**Written instruction**
Pick out each line containing the string "right".
=== Material provided ===
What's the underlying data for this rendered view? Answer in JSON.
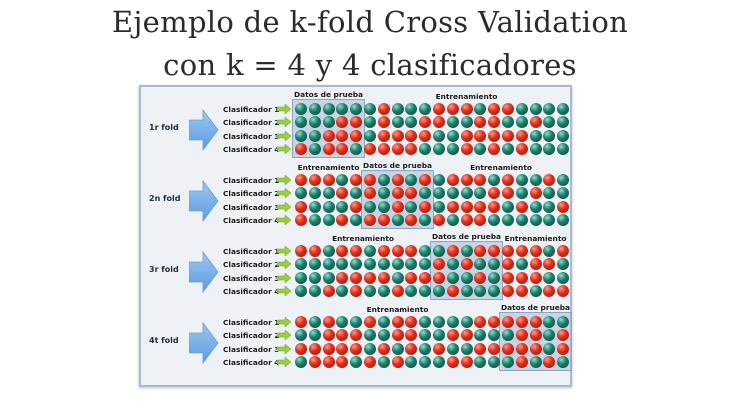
{
  "title": {
    "line1": "Ejemplo de k-fold Cross Validation",
    "line2": "con k = 4 y 4 clasificadores"
  },
  "labels": {
    "test_data": "Datos de prueba",
    "training": "Entrenamiento"
  },
  "classifiers": [
    "Clasificador 1",
    "Clasificador 2",
    "Clasificador 3",
    "Clasificador 4"
  ],
  "folds": [
    {
      "label": "1r fold",
      "test_block": 0
    },
    {
      "label": "2n fold",
      "test_block": 1
    },
    {
      "label": "3r fold",
      "test_block": 2
    },
    {
      "label": "4t fold",
      "test_block": 3
    }
  ],
  "grid": {
    "balls_per_row": 20,
    "block_size": 5
  },
  "colors": {
    "red_ball": "#e0301c",
    "green_ball": "#1f7f6c",
    "big_arrow": "#5d9be0",
    "small_arrow": "#9ccd3c",
    "test_box": "#8ca4c4",
    "panel_border": "#a9bbd0"
  },
  "icons": {
    "fold_arrow": "right-arrow-icon",
    "classifier_arrow": "small-right-arrow-icon",
    "sample": "ball-icon"
  }
}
===
**The response**
    "fold_arrow": "right-arrow-icon",
    "classifier_arrow": "small-right-arrow-icon",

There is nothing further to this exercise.